[Start Entries supplied]
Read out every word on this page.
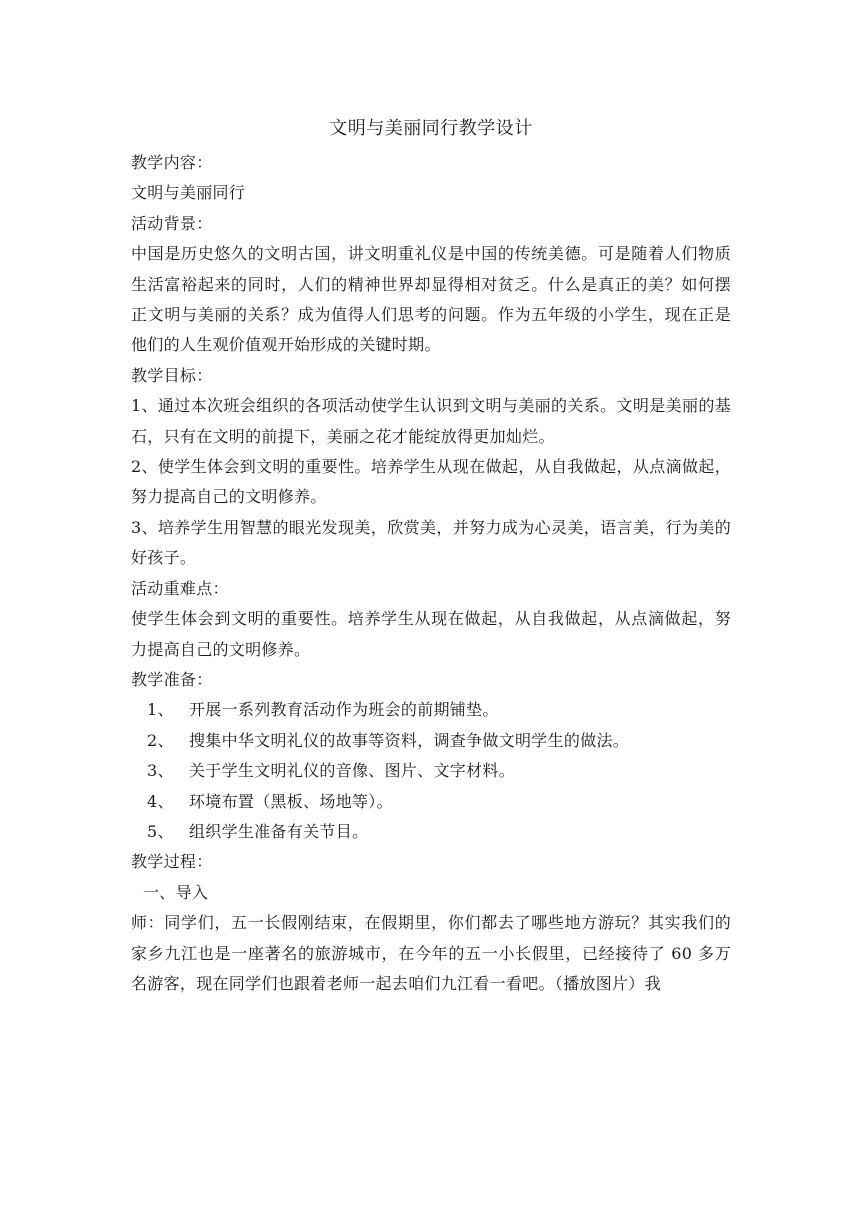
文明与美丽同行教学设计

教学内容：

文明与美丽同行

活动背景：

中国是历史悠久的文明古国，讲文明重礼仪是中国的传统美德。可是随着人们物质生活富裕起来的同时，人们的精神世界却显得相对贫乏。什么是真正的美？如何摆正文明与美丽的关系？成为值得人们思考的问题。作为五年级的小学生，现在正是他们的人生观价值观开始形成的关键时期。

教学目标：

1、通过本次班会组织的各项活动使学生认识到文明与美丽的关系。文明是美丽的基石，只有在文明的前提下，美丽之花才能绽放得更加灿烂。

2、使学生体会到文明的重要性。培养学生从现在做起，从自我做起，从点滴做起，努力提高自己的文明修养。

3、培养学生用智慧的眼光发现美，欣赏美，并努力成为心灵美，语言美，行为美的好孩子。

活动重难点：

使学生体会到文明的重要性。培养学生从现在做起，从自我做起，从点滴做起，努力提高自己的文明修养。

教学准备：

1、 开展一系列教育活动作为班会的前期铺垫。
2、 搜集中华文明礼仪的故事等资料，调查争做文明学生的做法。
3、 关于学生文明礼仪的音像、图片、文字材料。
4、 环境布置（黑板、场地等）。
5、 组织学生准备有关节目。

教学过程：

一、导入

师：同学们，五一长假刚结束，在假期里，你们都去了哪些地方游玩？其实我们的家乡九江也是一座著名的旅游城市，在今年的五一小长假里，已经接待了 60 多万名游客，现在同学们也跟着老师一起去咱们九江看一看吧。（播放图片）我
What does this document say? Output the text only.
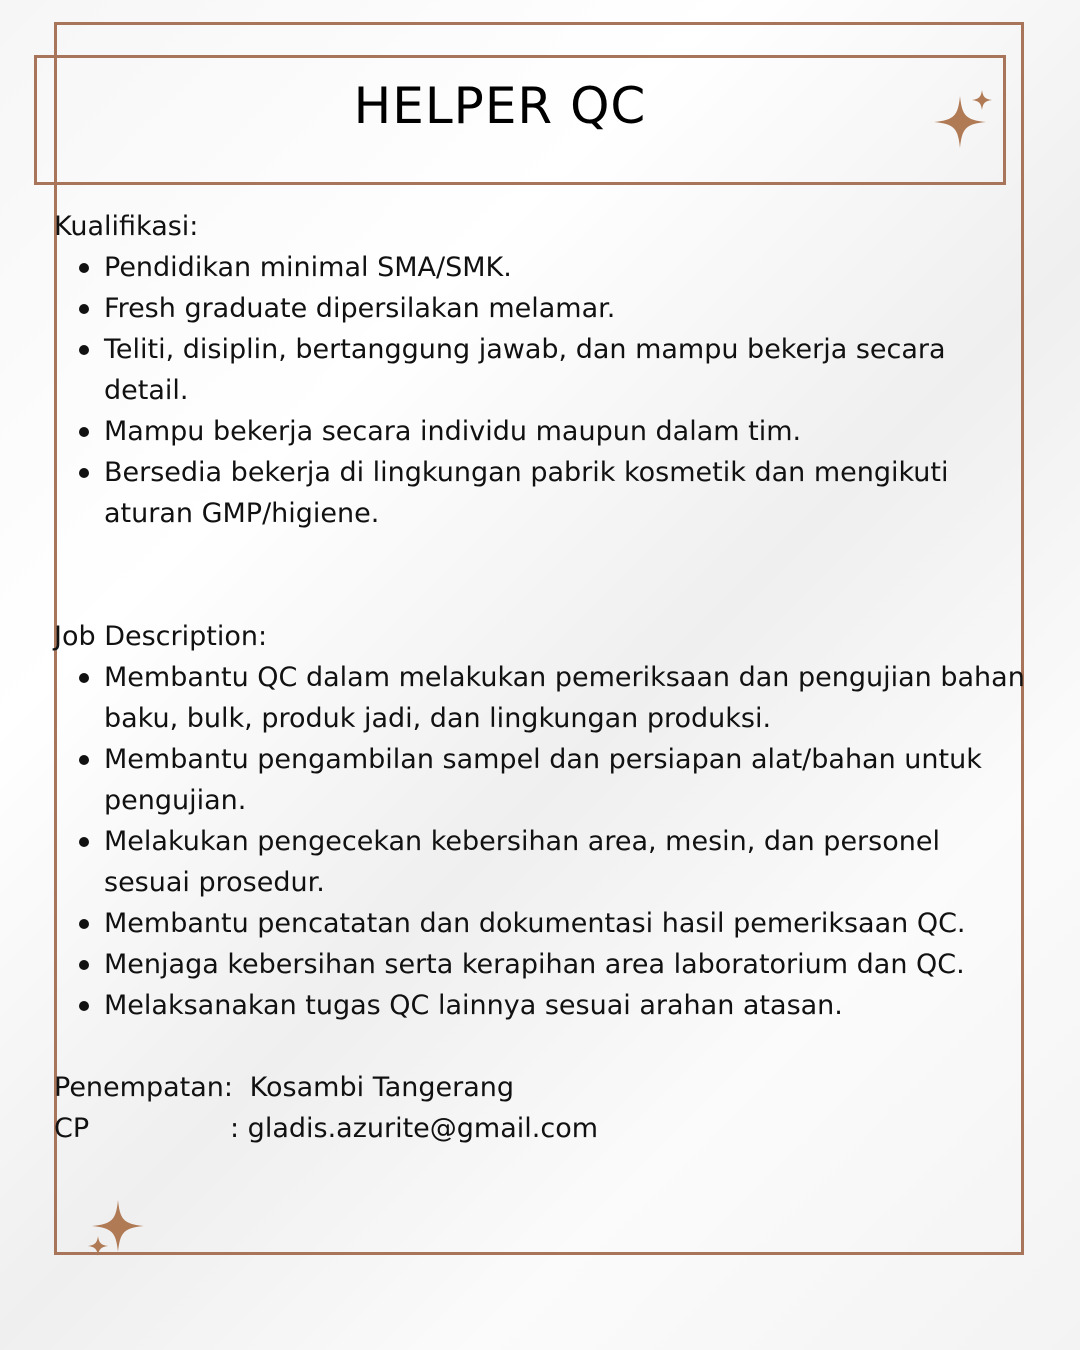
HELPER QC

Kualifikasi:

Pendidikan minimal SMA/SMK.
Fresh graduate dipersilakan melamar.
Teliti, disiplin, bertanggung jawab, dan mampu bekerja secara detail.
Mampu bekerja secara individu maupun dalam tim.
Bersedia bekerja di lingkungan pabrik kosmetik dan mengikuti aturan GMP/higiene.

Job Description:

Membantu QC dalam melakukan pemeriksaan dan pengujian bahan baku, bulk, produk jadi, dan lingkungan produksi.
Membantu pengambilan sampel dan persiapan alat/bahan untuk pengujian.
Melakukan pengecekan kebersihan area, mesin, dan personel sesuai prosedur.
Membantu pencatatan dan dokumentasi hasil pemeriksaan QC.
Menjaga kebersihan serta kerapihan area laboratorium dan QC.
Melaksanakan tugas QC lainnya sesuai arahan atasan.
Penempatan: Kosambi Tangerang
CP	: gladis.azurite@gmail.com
[End Entries supplied]
### Instructions to follow
Above are the records. Copy exactly, and only, the lines from the line containing "What does this" through the last one, omitting any pictures.

### Result for this exercise
What does this document say? Output the text only.
HELPER QC

Kualifikasi:

Pendidikan minimal SMA/SMK.
Fresh graduate dipersilakan melamar.
Teliti, disiplin, bertanggung jawab, dan mampu bekerja secara detail.
Mampu bekerja secara individu maupun dalam tim.
Bersedia bekerja di lingkungan pabrik kosmetik dan mengikuti aturan GMP/higiene.

Job Description:

Membantu QC dalam melakukan pemeriksaan dan pengujian bahan baku, bulk, produk jadi, dan lingkungan produksi.
Membantu pengambilan sampel dan persiapan alat/bahan untuk pengujian.
Melakukan pengecekan kebersihan area, mesin, dan personel sesuai prosedur.
Membantu pencatatan dan dokumentasi hasil pemeriksaan QC.
Menjaga kebersihan serta kerapihan area laboratorium dan QC.
Melaksanakan tugas QC lainnya sesuai arahan atasan.
Penempatan: Kosambi Tangerang
CP	: gladis.azurite@gmail.com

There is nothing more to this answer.